§ Objective 1
In the message about YAML and dADL, what does the abbreviation AOM stand for?
§ Objective 2
Pick up the message about YAML and dADL after its last sentence and keep writing it.

§ Given text
'''

If I understand section 1.7.5 in the ADL 1.5
spec<http://www.openehr.org/svn/specification/TRUNK/publishing/architecture/am/adl1.5.pdf>correctly,
ADL 2.0 will allow the option to define
*all *parts of an archetype (including what is now done in cADL) as
a dADL serialization of the
AOM<http://www.openehr.org/svn/specification/TRUNK/publishing/architecture/am/aom1.5.pdf>(Archetype
Object Model). Is that correct Tom?

*Suggestion:*
Investigate if YAML can replace or complement dADL
as object-graph serialization format for archetypes. (Perhaps there is
interest from people using an openEHR AOM implementation in a language that
already has YAML serializers to make a quick experiment?)

*Motivation:*

   - YAML parsers converting YAML documents to native object graphs already
   exist for a number of languages <http://www.yaml.org/> (C/C++, Ruby,
   Python, Java, Perl, C#/.NET, PHP, OCaml, Javascript, Actionscript, Haskell)
   so there would be less work creating and maintaining archetype parsers that
   turn archetype files into in-memory object graphs. (If you write an
   archetype authoring tool an need to validate archetypes, not
   just instantiate already validated archetypes, then the "Validity Rules"
   (such as the ones in blue under 4.3.1.1  in the AOM spec.) will of course
   still need to be implemented in software.

'''

§ Provided information
'''

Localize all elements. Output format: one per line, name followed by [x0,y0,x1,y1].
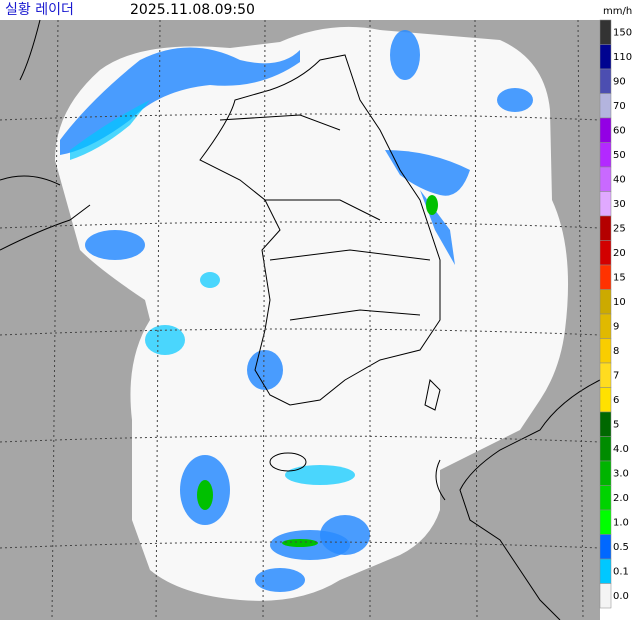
legend-label: 25 [613,223,626,234]
legend-label: 40 [613,174,626,185]
rain-area [85,230,145,260]
legend-label: 15 [613,272,626,283]
legend-label: 60 [613,125,626,136]
coastline [0,19,91,251]
rain-area [60,47,300,155]
legend-label: 110 [613,52,632,63]
rain-area [497,88,533,112]
legend-label: 9 [613,321,619,332]
legend-label: 1.0 [613,517,629,528]
legend-label: 0.0 [613,591,629,602]
legend-swatch [599,19,612,45]
legend-swatch [599,460,612,486]
jeju-island [269,452,307,472]
legend-label: 50 [613,150,626,161]
legend-swatch [599,44,612,70]
legend: 150 110 90 70 60 50 40 30 25 20 15 10 9 8 7 6 5 4.0 3.0 2.0… [599,19,632,609]
legend-swatch [599,93,612,119]
coastlines [0,19,601,620]
legend-swatch [599,117,612,143]
legend-swatch [599,191,612,217]
legend-swatch [599,509,612,535]
legend-label: 7 [613,370,619,381]
legend-swatch [599,583,612,609]
legend-swatch [599,558,612,584]
rain-area [70,100,150,160]
legend-swatch [599,215,612,241]
graticule [0,19,601,620]
legend-label: 6 [613,395,619,406]
rain-area [197,480,213,510]
legend-swatch [599,485,612,511]
map [0,19,601,620]
legend-swatch [599,313,612,339]
legend-swatch [599,387,612,413]
legend-swatch [599,142,612,168]
korean-peninsula [199,54,441,406]
grid-line [51,19,584,620]
precipitation [60,30,533,592]
rain-area [390,30,420,80]
rain-area [385,150,470,196]
legend-swatch [599,362,612,388]
legend-swatch [599,68,612,94]
rain-area [426,195,438,215]
page-title: 실황 레이더 [5,2,74,18]
timestamp: 2025.11.08.09:50 [130,2,255,18]
legend-label: 2.0 [613,493,629,504]
rain-area [320,515,370,555]
legend-swatch [599,411,612,437]
boundary [219,114,431,321]
rain-area [282,539,318,547]
legend-swatch [599,534,612,560]
rain-area [200,272,220,288]
legend-swatch [599,166,612,192]
legend-label: 0.1 [613,566,629,577]
rain-area [145,325,185,355]
header-bar [0,0,635,20]
rain-area [247,350,283,390]
legend-swatch [599,338,612,364]
rain-area [285,465,355,485]
legend-label: 8 [613,346,619,357]
legend-label: 10 [613,297,626,308]
legend-label: 3.0 [613,468,629,479]
legend-label: 90 [613,76,626,87]
legend-label: 30 [613,199,626,210]
coastline [435,379,601,620]
grid-line [0,113,601,549]
legend-label: 150 [613,27,632,38]
legend-label: 0.5 [613,542,629,553]
legend-swatch [599,289,612,315]
legend-label: 20 [613,248,626,259]
legend-swatch [599,240,612,266]
ulleung [424,378,441,411]
legend-label: 70 [613,101,626,112]
legend-swatch [599,264,612,290]
rain-area [255,568,305,592]
unit-label: mm/h [603,6,632,17]
legend-label: 4.0 [613,444,629,455]
legend-swatch [599,436,612,462]
legend-label: 5 [613,419,619,430]
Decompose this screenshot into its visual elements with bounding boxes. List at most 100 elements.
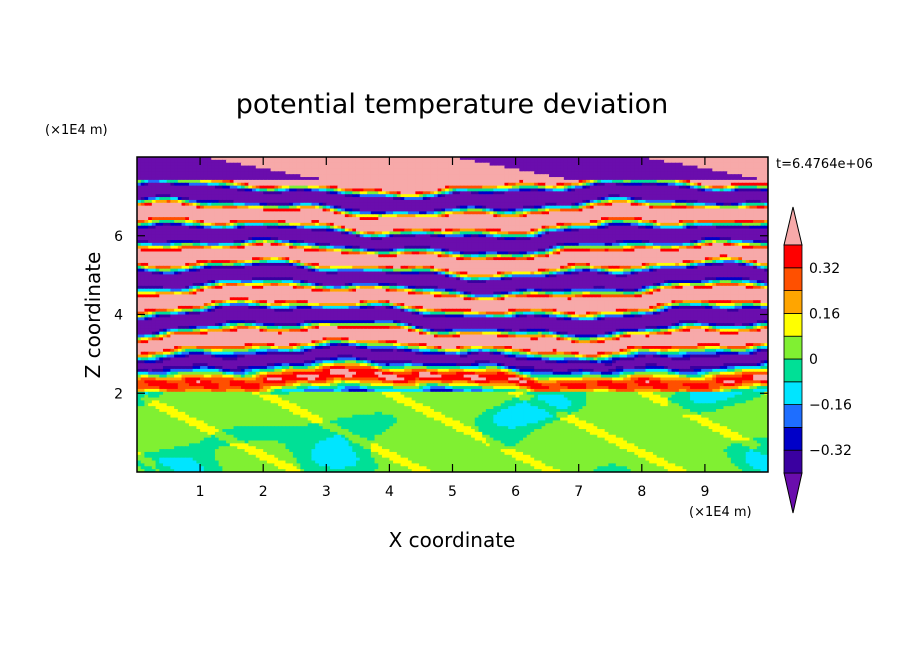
contour-cell — [218, 168, 223, 172]
contour-cell — [704, 159, 710, 164]
contour-cell — [140, 179, 146, 184]
contour-cell — [396, 171, 402, 175]
contour-cell — [497, 162, 502, 167]
contour-cell — [619, 162, 624, 167]
contour-cell — [433, 168, 439, 172]
contour-cell — [723, 168, 728, 172]
contour-cell — [159, 177, 164, 181]
contour-cell — [337, 177, 342, 181]
contour-cell — [396, 179, 402, 184]
contour-cell — [140, 174, 146, 178]
contour-cell — [259, 177, 264, 181]
contour-cell — [467, 171, 472, 175]
contour-cell — [389, 168, 394, 172]
contour-cell — [738, 174, 743, 178]
contour-cell — [222, 179, 227, 184]
contour-cell — [326, 171, 331, 175]
contour-cell — [645, 171, 650, 175]
contour-cell — [304, 171, 309, 175]
contour-cell — [682, 179, 687, 184]
contour-cell — [682, 165, 687, 170]
contour-cell — [177, 179, 183, 184]
contour-cell — [370, 165, 376, 170]
contour-cell — [574, 159, 580, 164]
contour-cell — [749, 168, 754, 172]
contour-cell — [307, 165, 313, 170]
contour-cell — [523, 177, 528, 181]
contour-cell — [630, 174, 635, 178]
contour-cell — [712, 174, 717, 178]
contour-cell — [289, 159, 294, 164]
contour-cell — [504, 168, 509, 172]
contour-cell — [482, 174, 487, 178]
contour-cell — [686, 177, 691, 181]
contour-cell — [608, 171, 613, 175]
contour-cell — [378, 159, 383, 164]
contour-cell — [155, 177, 160, 181]
contour-cell — [738, 168, 743, 172]
contour-cell — [719, 171, 725, 175]
contour-cell — [148, 174, 153, 178]
contour-cell — [326, 162, 331, 167]
contour-cell — [304, 177, 309, 181]
contour-cell — [363, 168, 368, 172]
contour-cell — [738, 159, 743, 164]
contour-cell — [567, 174, 572, 178]
contour-cell — [515, 162, 520, 167]
contour-cell — [192, 182, 197, 187]
contour-cell — [237, 171, 242, 175]
contour-cell — [237, 179, 242, 184]
contour-cell — [515, 177, 520, 181]
contour-cell — [508, 171, 513, 175]
contour-cell — [630, 165, 635, 170]
contour-cell — [459, 162, 465, 167]
contour-cell — [240, 182, 246, 187]
contour-cell — [226, 182, 231, 187]
contour-cell — [523, 165, 528, 170]
contour-cell — [162, 171, 168, 175]
contour-cell — [400, 162, 405, 167]
contour-cell — [211, 157, 216, 161]
contour-cell — [311, 174, 316, 178]
contour-cell — [140, 159, 146, 164]
contour-cell — [652, 165, 658, 170]
contour-cell — [563, 162, 569, 167]
contour-cell — [281, 182, 287, 187]
contour-cell — [552, 162, 558, 167]
contour-cell — [419, 168, 424, 172]
contour-cell — [474, 157, 480, 161]
contour-cell — [207, 159, 212, 164]
contour-cell — [166, 168, 171, 172]
contour-cell — [393, 174, 398, 178]
contour-cell — [589, 159, 595, 164]
contour-cell — [467, 177, 472, 181]
contour-cell — [348, 171, 353, 175]
contour-cell — [745, 162, 751, 167]
contour-cell — [155, 182, 160, 187]
contour-cell — [652, 177, 658, 181]
contour-cell — [745, 179, 751, 184]
contour-cell — [615, 162, 621, 167]
contour-cell — [352, 179, 357, 184]
contour-cell — [690, 174, 695, 178]
contour-cell — [474, 177, 480, 181]
contour-cell — [174, 171, 179, 175]
contour-cell — [222, 162, 227, 167]
contour-cell — [519, 177, 524, 181]
contour-cell — [693, 174, 699, 178]
contour-cell — [445, 171, 450, 175]
contour-cell — [385, 157, 390, 161]
contour-cell — [511, 162, 517, 167]
contour-cell — [396, 177, 402, 181]
contour-cell — [493, 174, 498, 178]
contour-cell — [552, 177, 558, 181]
contour-cell — [549, 162, 554, 167]
contour-cell — [597, 174, 602, 178]
contour-cell — [274, 179, 279, 184]
contour-cell — [411, 168, 416, 172]
contour-cell — [374, 159, 379, 164]
contour-cell — [764, 168, 768, 172]
contour-cell — [266, 171, 272, 175]
contour-cell — [415, 177, 420, 181]
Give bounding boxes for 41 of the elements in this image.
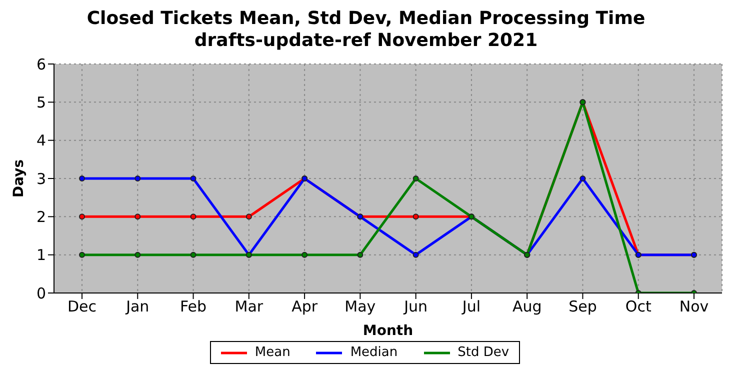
legend-label: Median [349, 345, 398, 360]
legend-label: Std Dev [456, 345, 510, 360]
point [357, 252, 364, 258]
y-tick-label: 5 [36, 93, 46, 112]
point [79, 176, 85, 182]
y-tick-label: 3 [36, 170, 46, 188]
x-tick-label: May [344, 298, 376, 316]
y-tick-label: 1 [36, 246, 46, 264]
point [412, 176, 419, 182]
x-tick-label: Sep [568, 298, 597, 316]
legend-label: Mean [254, 345, 290, 360]
x-tick-label: Feb [180, 298, 207, 316]
x-tick-label: Jul [461, 298, 481, 316]
point [134, 214, 141, 220]
chart-title: Closed Tickets Mean, Std Dev, Median Processing Time drafts-update-ref November 2021 [86, 8, 646, 52]
point [190, 214, 196, 220]
y-axis-title: Days [10, 159, 27, 198]
y-tick-label: 6 [36, 55, 46, 74]
x-tick-label: Aug [512, 298, 542, 316]
x-tick-label: Dec [67, 298, 97, 316]
y-tick-label: 4 [36, 132, 46, 150]
point [134, 252, 141, 258]
y-tick-label: 0 [36, 284, 46, 302]
point [412, 214, 419, 220]
point [580, 176, 586, 182]
y-tick-label: 2 [36, 208, 46, 226]
x-axis-title: Month [362, 323, 414, 339]
point [412, 252, 419, 258]
x-tick-label: Oct [625, 298, 652, 316]
point [79, 214, 85, 220]
x-tick-label: Mar [234, 298, 264, 316]
point [134, 176, 141, 182]
point [302, 252, 308, 258]
point [190, 176, 196, 182]
point [190, 252, 196, 258]
point [246, 214, 252, 220]
x-tick-label: Nov [679, 298, 709, 316]
x-tick-label: Jun [403, 298, 428, 316]
point [79, 252, 85, 258]
x-tick-label: Jan [125, 298, 150, 316]
x-tick-label: Apr [292, 298, 318, 316]
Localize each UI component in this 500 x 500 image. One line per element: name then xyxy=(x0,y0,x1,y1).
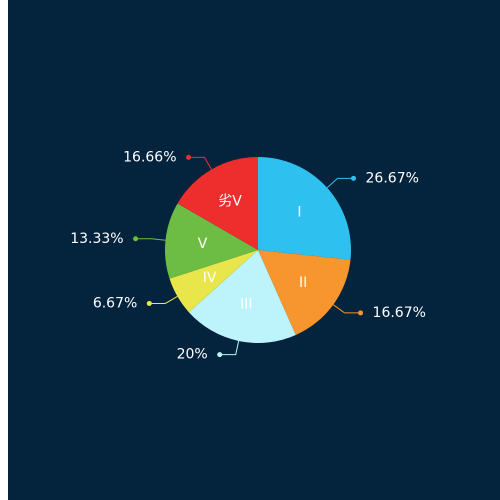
leader-line xyxy=(188,156,212,170)
pie-slice xyxy=(188,250,296,343)
leader-dot xyxy=(217,352,223,358)
slice-label: 劣V xyxy=(218,194,242,210)
pie-slice xyxy=(165,203,258,279)
pie-slice xyxy=(258,157,351,260)
leader-dot xyxy=(146,300,152,306)
value-label: 16.67% xyxy=(373,305,426,321)
slice-label: II xyxy=(299,275,307,291)
leader-dot xyxy=(133,236,139,242)
value-label: 6.67% xyxy=(93,295,137,311)
leader-line xyxy=(326,177,354,189)
leader-dot xyxy=(351,175,357,181)
leader-dot xyxy=(186,154,192,160)
pie-slice xyxy=(258,250,351,335)
leader-line xyxy=(219,340,240,356)
slice-label: III xyxy=(240,297,252,313)
value-label: 16.66% xyxy=(123,149,176,165)
value-label: 20% xyxy=(177,347,208,363)
slice-label: IV xyxy=(203,270,217,286)
value-label: 26.67% xyxy=(366,170,419,186)
leader-line xyxy=(332,304,361,314)
slice-label: I xyxy=(297,205,301,221)
slice-label: V xyxy=(198,236,208,252)
value-label: 13.33% xyxy=(70,231,123,247)
leader-line xyxy=(149,296,178,304)
pie-slice xyxy=(169,250,258,313)
leader-dot xyxy=(358,310,364,316)
pie-slice xyxy=(177,157,258,250)
leader-line xyxy=(135,238,166,241)
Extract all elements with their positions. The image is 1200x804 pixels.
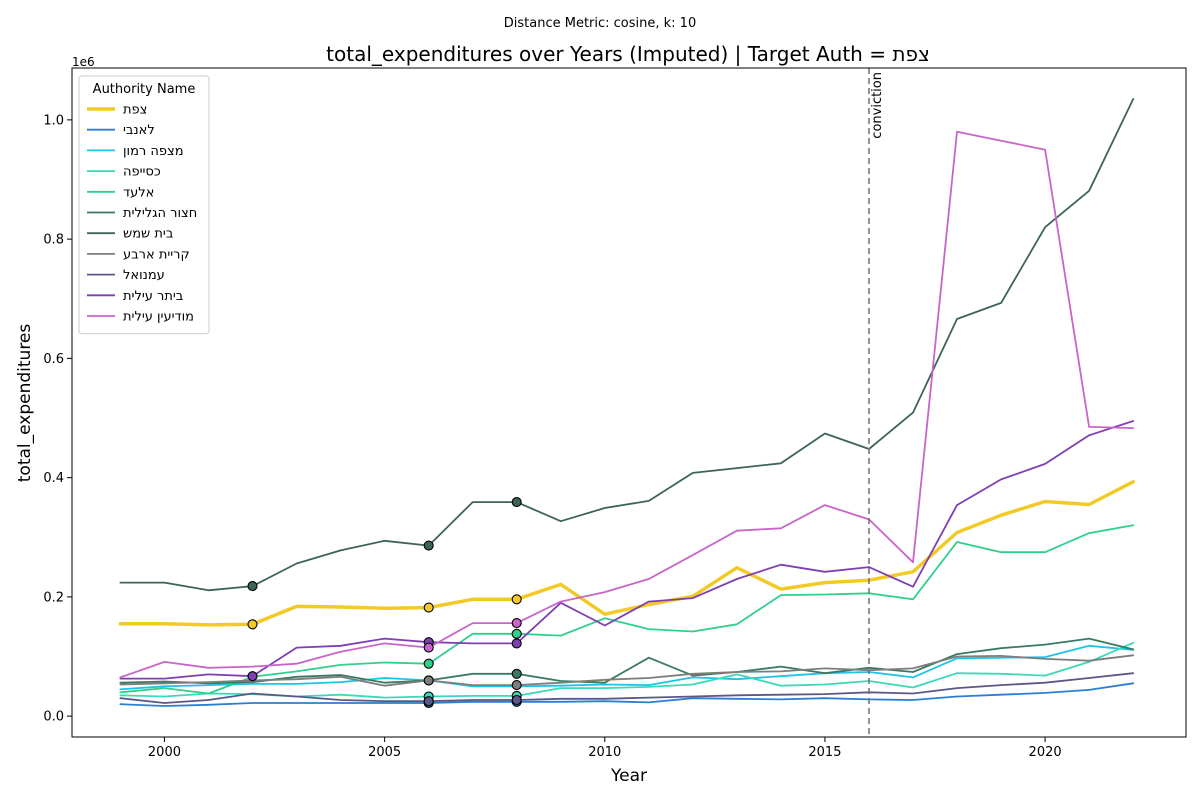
legend-label-3: כסייפה (123, 165, 161, 180)
y-tick-label: 1.0 (43, 113, 64, 128)
series-line-1 (119, 682, 1135, 707)
imputed-point-0-2006 (423, 602, 434, 613)
imputed-point-0-2002 (247, 619, 258, 630)
imputed-point-8-2006 (423, 696, 434, 707)
imputed-point-6-2008 (511, 497, 522, 508)
y-tick-label: 0.2 (43, 590, 64, 605)
legend-label-6: בית שמש (123, 227, 173, 242)
series-line-7 (119, 654, 1135, 687)
imputed-point-8-2008 (511, 694, 522, 706)
legend-label-10: מודיעין עילית (123, 310, 194, 325)
x-tick-label: 2005 (368, 745, 401, 760)
x-axis-label: Year (610, 766, 647, 786)
axes-frame (71, 67, 1187, 738)
imputed-point-9-2008 (511, 638, 522, 649)
series-line-9 (119, 420, 1135, 680)
legend-label-5: חצור הגלילית (123, 206, 197, 221)
x-tick-label: 2015 (808, 745, 841, 760)
y-tick-label: 0.0 (43, 710, 64, 725)
series-line-0 (118, 480, 1135, 627)
imputed-point-10-2008 (511, 618, 522, 629)
y-tick-label: 0.8 (43, 233, 64, 248)
x-tick-label: 2010 (588, 745, 621, 760)
legend: Authority Name צפת לאנבי מצפה רמון כסייפה אלע… (78, 75, 210, 335)
series-line-5 (119, 637, 1135, 685)
legend-box (78, 75, 210, 335)
imputed-point-9-2002 (247, 671, 258, 682)
y-offset-label: 1e6 (72, 55, 95, 69)
y-axis-label: total_expenditures (15, 324, 35, 483)
series-line-10 (119, 130, 1135, 679)
imputed-point-0-2008 (511, 594, 522, 605)
x-tick-label: 2020 (1029, 745, 1062, 760)
series-line-2 (119, 644, 1135, 691)
y-tick-label: 0.4 (43, 471, 64, 486)
imputed-point-10-2006 (423, 642, 434, 653)
imputed-point-4-2008 (511, 628, 522, 639)
legend-label-1: לאנבי (123, 123, 155, 138)
legend-label-9: ביתר עילית (123, 289, 183, 304)
event-line-label: conviction (870, 72, 885, 139)
x-tick-label: 2000 (148, 745, 181, 760)
imputed-point-6-2006 (423, 540, 434, 551)
legend-label-4: אלעד (123, 185, 154, 200)
imputed-point-7-2008 (511, 680, 522, 691)
imputed-point-6-2002 (247, 581, 258, 592)
plot-area: conviction 2000 2005 2010 2015 2020 0.0 0.2 0.4 0… (43, 67, 1187, 760)
legend-label-0: צפת (123, 103, 147, 118)
y-tick-label: 0.6 (43, 352, 64, 367)
chart-suptitle: Distance Metric: cosine, k: 10 (504, 16, 696, 31)
imputed-point-7-2006 (423, 675, 434, 686)
imputed-point-4-2006 (423, 658, 434, 669)
legend-label-7: קריית ארבע (123, 247, 190, 262)
series-line-8 (119, 672, 1135, 704)
chart-title: total_expenditures over Years (Imputed) … (326, 42, 930, 66)
legend-title: Authority Name (93, 82, 196, 97)
series-line-4 (119, 524, 1135, 695)
series-line-6 (119, 98, 1135, 592)
legend-label-8: עמנואל (123, 268, 165, 283)
imputed-point-5-2008 (511, 668, 522, 679)
legend-label-2: מצפה רמון (123, 144, 184, 159)
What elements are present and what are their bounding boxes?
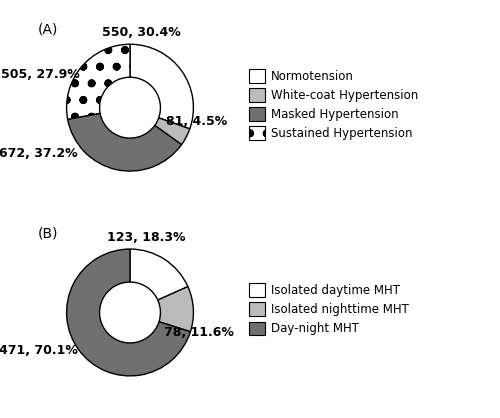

'''

§ Task output 1
Archetype Object Model

§ Task output 2
   - Having an archetype specific object-serialization language like dADL
   might make "archetyping" look more mysterious and suspect and might hide
   the fact that the semantics expressed in the AOM is the interesting thing
   that can be serialised in many different ways.
   - And (admittedly subjective) YAML lists and objects look slightly
   better and more readable than dADL. A notable exception is probably
   intervals/ranges that have a compact representation in dADL (see
section 4.5.2
   of the ADL 1.5
spec<http://www.openehr.org/svn/specification/TRUNK/publishing/architecture/am/adl1.5.pdf>)
   but not natively in YAML.

*Observations:*
YAML is extensible, so data types for intervals etc can be added like in
http://yaml.org/YAML_for_ruby.html#ranges, also see discussion at
http://stackoverflow.com/questions/3337020/how-to-specify-ranges-in-yaml. A
similar approach could be taken to dADLs "Plug-in Syntaxes" (see
section 
4.6<http://www.openehr.org/svn/specification/TRUNK/publishing/architecture/am/adl1.5.pdf>)
using YAML. A number of language-independent extra YAML datatypes (timestamp
<http://yaml.org/type/timestamp.html>for example) are listed at
http://yaml.org/type/index.html and you can define your own if you need
more.

It seems like specification 1.1 (http://yaml.org/spec/1.1/) is the most
implemented, so any dADL comparisons should probably be done towards that
version to be fair.

Best regards,
Erik Sundvall
erik.sundvall at liu.se http://www.imt.liu.se/~erisu/  Tel: +46-13-286733

P.s. Tom Beale and I sort of started a brief off-list discussion about
YAML, here is now an attempt to get input from more people.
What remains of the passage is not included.